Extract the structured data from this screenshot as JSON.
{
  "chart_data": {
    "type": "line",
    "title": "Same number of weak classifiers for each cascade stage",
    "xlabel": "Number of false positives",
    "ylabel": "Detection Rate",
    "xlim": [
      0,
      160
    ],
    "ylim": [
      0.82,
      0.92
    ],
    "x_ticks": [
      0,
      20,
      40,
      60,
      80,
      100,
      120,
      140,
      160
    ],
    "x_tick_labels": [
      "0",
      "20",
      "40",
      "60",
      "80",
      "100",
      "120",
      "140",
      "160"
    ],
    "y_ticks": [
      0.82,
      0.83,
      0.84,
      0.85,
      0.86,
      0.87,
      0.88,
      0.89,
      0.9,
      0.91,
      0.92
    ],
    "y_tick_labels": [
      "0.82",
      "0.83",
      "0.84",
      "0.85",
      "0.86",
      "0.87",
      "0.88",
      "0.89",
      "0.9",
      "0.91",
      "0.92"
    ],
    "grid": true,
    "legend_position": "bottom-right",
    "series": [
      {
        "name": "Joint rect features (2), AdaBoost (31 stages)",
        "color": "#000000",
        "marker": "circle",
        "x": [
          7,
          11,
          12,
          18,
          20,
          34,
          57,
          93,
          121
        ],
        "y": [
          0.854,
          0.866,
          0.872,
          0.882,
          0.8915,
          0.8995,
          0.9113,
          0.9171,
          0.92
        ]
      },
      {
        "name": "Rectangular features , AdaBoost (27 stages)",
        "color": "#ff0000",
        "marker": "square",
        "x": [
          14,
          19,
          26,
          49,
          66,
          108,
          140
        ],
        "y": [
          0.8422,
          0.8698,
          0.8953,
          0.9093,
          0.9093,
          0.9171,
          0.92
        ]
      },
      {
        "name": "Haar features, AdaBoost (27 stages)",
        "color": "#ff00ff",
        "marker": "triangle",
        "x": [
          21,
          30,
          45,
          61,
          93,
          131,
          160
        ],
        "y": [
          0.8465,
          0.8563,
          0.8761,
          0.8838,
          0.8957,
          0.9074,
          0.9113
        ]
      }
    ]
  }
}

☆ ☆ ☆ ☆

> Task description
Pull out every line containing "name".

> Output for this exercise
        "name": "Joint rect features (2), AdaBoost (31 stages)",
        "name": "Rectangular features , AdaBoost (27 stages)",
        "name": "Haar features, AdaBoost (27 stages)",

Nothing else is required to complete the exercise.